Begin
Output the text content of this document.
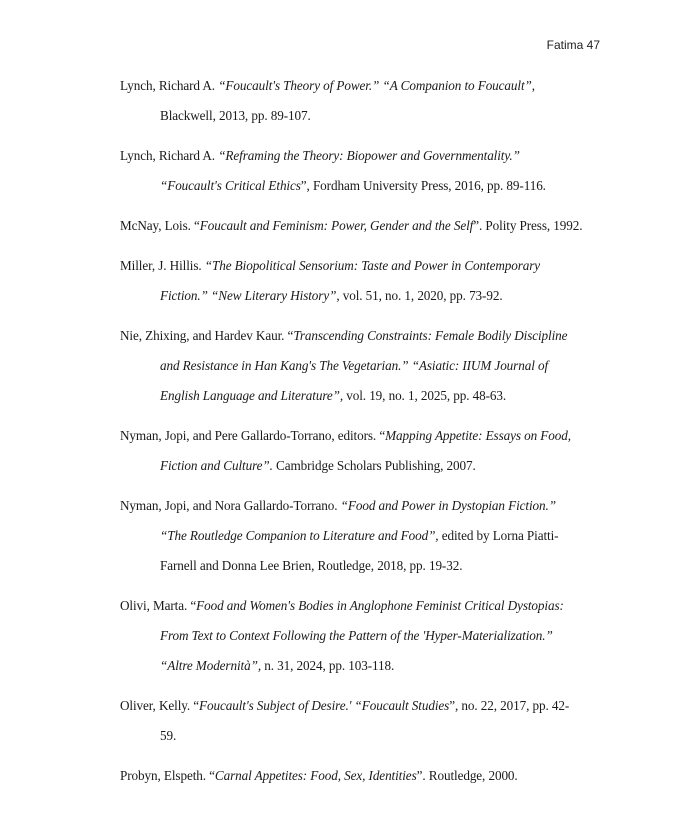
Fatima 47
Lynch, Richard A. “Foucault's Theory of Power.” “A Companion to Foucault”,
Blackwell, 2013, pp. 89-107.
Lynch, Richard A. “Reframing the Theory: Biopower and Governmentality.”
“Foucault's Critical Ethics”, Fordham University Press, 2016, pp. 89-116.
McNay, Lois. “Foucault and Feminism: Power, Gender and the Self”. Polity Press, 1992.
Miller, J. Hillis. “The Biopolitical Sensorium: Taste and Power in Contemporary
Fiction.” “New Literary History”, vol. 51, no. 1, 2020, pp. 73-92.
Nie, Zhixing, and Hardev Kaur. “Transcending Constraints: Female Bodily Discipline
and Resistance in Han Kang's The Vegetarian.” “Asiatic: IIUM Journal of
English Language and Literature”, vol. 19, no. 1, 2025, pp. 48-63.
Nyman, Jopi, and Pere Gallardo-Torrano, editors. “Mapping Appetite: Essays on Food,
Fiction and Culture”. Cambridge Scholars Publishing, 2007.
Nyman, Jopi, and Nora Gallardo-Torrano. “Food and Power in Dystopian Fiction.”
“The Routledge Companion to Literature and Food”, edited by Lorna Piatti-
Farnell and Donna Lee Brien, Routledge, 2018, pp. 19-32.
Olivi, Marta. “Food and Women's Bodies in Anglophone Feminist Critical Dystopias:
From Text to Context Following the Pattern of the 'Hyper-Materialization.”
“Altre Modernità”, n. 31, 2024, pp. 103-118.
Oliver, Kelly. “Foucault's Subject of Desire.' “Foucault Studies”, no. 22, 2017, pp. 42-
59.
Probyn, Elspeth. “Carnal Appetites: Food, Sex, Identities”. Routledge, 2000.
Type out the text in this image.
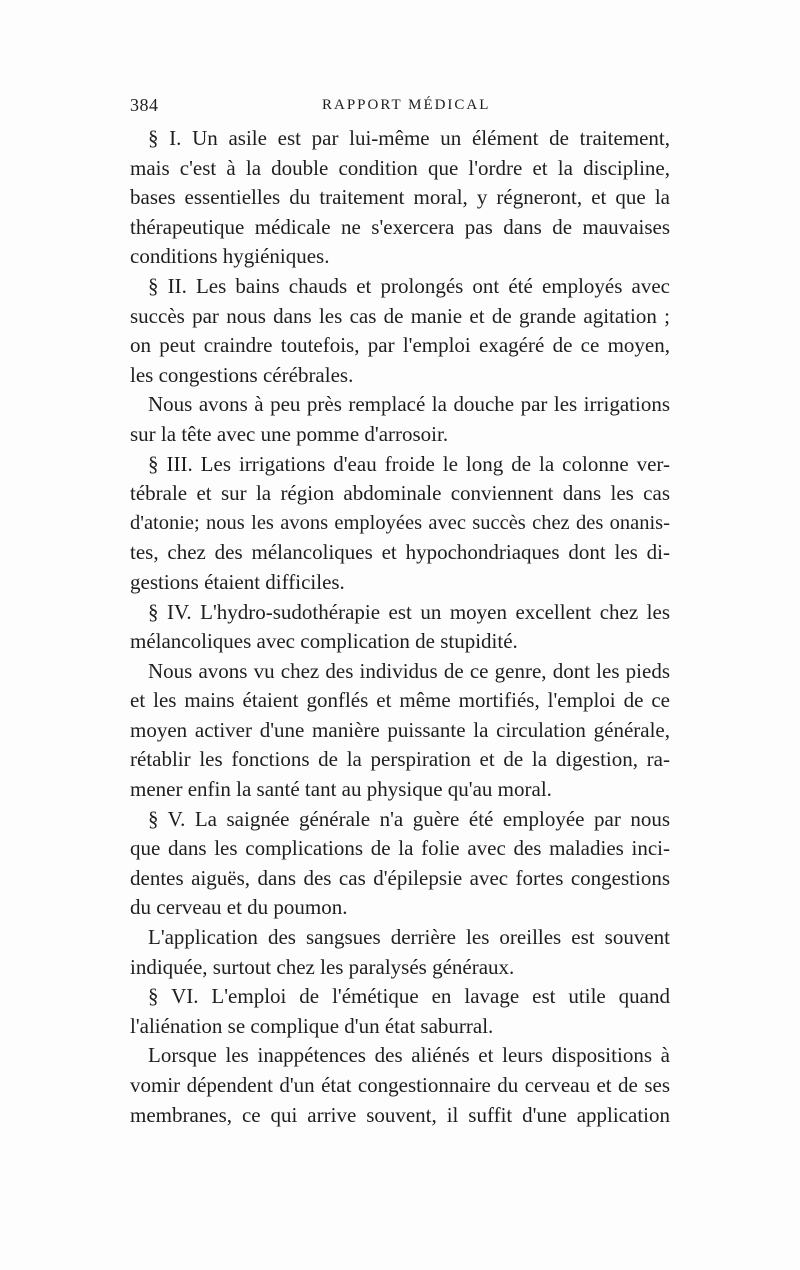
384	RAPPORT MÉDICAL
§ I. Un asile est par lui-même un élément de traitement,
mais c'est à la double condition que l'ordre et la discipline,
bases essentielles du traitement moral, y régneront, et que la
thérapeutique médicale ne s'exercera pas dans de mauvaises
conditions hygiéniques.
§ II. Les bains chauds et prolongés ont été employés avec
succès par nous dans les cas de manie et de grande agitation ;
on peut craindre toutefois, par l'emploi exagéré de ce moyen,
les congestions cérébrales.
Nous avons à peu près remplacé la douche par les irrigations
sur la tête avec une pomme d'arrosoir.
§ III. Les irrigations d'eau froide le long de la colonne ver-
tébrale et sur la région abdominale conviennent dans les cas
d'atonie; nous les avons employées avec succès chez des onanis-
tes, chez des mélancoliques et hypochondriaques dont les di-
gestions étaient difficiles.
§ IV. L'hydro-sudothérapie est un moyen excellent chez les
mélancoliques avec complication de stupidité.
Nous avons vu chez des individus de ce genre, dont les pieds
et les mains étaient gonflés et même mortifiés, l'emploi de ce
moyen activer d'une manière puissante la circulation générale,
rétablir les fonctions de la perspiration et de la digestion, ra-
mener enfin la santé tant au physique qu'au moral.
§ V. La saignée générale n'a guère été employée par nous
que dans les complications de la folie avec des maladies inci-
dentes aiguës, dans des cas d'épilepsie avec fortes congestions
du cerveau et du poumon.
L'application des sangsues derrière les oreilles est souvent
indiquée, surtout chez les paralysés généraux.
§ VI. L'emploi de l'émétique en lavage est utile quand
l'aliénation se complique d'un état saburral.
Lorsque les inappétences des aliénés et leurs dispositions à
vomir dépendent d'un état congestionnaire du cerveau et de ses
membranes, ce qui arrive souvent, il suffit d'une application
End
Omit pictures; set down the rest of the material word for word.

Output the text content of this document.
Fatima 47
Lynch, Richard A. “Foucault's Theory of Power.” “A Companion to Foucault”,
Blackwell, 2013, pp. 89-107.
Lynch, Richard A. “Reframing the Theory: Biopower and Governmentality.”
“Foucault's Critical Ethics”, Fordham University Press, 2016, pp. 89-116.
McNay, Lois. “Foucault and Feminism: Power, Gender and the Self”. Polity Press, 1992.
Miller, J. Hillis. “The Biopolitical Sensorium: Taste and Power in Contemporary
Fiction.” “New Literary History”, vol. 51, no. 1, 2020, pp. 73-92.
Nie, Zhixing, and Hardev Kaur. “Transcending Constraints: Female Bodily Discipline
and Resistance in Han Kang's The Vegetarian.” “Asiatic: IIUM Journal of
English Language and Literature”, vol. 19, no. 1, 2025, pp. 48-63.
Nyman, Jopi, and Pere Gallardo-Torrano, editors. “Mapping Appetite: Essays on Food,
Fiction and Culture”. Cambridge Scholars Publishing, 2007.
Nyman, Jopi, and Nora Gallardo-Torrano. “Food and Power in Dystopian Fiction.”
“The Routledge Companion to Literature and Food”, edited by Lorna Piatti-
Farnell and Donna Lee Brien, Routledge, 2018, pp. 19-32.
Olivi, Marta. “Food and Women's Bodies in Anglophone Feminist Critical Dystopias:
From Text to Context Following the Pattern of the 'Hyper-Materialization.”
“Altre Modernità”, n. 31, 2024, pp. 103-118.
Oliver, Kelly. “Foucault's Subject of Desire.' “Foucault Studies”, no. 22, 2017, pp. 42-
59.
Probyn, Elspeth. “Carnal Appetites: Food, Sex, Identities”. Routledge, 2000.
Type out the text in this image.
384	RAPPORT MÉDICAL
§ I. Un asile est par lui-même un élément de traitement,
mais c'est à la double condition que l'ordre et la discipline,
bases essentielles du traitement moral, y régneront, et que la
thérapeutique médicale ne s'exercera pas dans de mauvaises
conditions hygiéniques.
§ II. Les bains chauds et prolongés ont été employés avec
succès par nous dans les cas de manie et de grande agitation ;
on peut craindre toutefois, par l'emploi exagéré de ce moyen,
les congestions cérébrales.
Nous avons à peu près remplacé la douche par les irrigations
sur la tête avec une pomme d'arrosoir.
§ III. Les irrigations d'eau froide le long de la colonne ver-
tébrale et sur la région abdominale conviennent dans les cas
d'atonie; nous les avons employées avec succès chez des onanis-
tes, chez des mélancoliques et hypochondriaques dont les di-
gestions étaient difficiles.
§ IV. L'hydro-sudothérapie est un moyen excellent chez les
mélancoliques avec complication de stupidité.
Nous avons vu chez des individus de ce genre, dont les pieds
et les mains étaient gonflés et même mortifiés, l'emploi de ce
moyen activer d'une manière puissante la circulation générale,
rétablir les fonctions de la perspiration et de la digestion, ra-
mener enfin la santé tant au physique qu'au moral.
§ V. La saignée générale n'a guère été employée par nous
que dans les complications de la folie avec des maladies inci-
dentes aiguës, dans des cas d'épilepsie avec fortes congestions
du cerveau et du poumon.
L'application des sangsues derrière les oreilles est souvent
indiquée, surtout chez les paralysés généraux.
§ VI. L'emploi de l'émétique en lavage est utile quand
l'aliénation se complique d'un état saburral.
Lorsque les inappétences des aliénés et leurs dispositions à
vomir dépendent d'un état congestionnaire du cerveau et de ses
membranes, ce qui arrive souvent, il suffit d'une application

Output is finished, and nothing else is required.